((
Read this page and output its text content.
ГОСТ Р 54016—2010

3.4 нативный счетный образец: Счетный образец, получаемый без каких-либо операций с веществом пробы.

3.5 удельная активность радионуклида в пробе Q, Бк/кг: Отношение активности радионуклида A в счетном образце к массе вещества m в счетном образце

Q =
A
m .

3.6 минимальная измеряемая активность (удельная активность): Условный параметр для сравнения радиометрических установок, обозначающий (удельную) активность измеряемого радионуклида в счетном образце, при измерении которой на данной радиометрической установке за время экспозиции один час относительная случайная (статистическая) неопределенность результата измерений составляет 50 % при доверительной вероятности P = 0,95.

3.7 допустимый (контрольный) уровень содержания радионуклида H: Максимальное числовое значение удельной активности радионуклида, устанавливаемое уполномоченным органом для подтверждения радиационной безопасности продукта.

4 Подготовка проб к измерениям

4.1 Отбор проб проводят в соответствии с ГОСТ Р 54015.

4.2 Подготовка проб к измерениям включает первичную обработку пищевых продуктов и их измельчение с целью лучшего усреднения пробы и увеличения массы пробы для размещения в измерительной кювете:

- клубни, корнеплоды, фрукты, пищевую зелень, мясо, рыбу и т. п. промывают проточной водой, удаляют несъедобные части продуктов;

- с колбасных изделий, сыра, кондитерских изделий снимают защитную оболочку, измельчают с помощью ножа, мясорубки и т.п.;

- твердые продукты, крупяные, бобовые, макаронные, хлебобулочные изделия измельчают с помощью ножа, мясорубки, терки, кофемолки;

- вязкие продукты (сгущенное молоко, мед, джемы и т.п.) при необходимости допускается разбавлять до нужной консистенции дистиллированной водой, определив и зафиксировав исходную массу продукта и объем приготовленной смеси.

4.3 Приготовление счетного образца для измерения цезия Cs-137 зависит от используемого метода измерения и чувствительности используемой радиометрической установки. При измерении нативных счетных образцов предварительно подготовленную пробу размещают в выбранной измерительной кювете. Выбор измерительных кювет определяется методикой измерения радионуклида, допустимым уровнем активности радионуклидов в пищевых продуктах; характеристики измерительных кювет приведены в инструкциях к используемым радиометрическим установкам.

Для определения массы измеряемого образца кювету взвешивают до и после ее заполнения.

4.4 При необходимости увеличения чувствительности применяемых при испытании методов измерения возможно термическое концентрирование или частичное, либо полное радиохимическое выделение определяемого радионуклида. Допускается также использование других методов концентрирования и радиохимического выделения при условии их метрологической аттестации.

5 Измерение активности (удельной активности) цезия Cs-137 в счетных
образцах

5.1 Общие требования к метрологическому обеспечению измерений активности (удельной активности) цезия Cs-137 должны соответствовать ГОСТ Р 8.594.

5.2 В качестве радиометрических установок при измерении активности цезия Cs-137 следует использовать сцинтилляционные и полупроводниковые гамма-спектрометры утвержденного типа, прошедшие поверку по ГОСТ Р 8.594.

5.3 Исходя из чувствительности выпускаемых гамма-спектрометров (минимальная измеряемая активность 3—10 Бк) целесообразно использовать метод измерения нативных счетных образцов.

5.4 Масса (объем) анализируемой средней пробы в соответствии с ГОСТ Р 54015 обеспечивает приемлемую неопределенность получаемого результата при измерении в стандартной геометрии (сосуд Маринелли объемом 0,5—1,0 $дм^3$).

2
))
Copy down every line of the entries containing the word "массы".

4.2 Подготовка проб к измерениям включает первичную обработку пищевых продуктов и их измельчение с целью лучшего усреднения пробы и увеличения массы пробы для размещения в измерительной кювете:
Для определения массы измеряемого образца кювету взвешивают до и после ее заполнения.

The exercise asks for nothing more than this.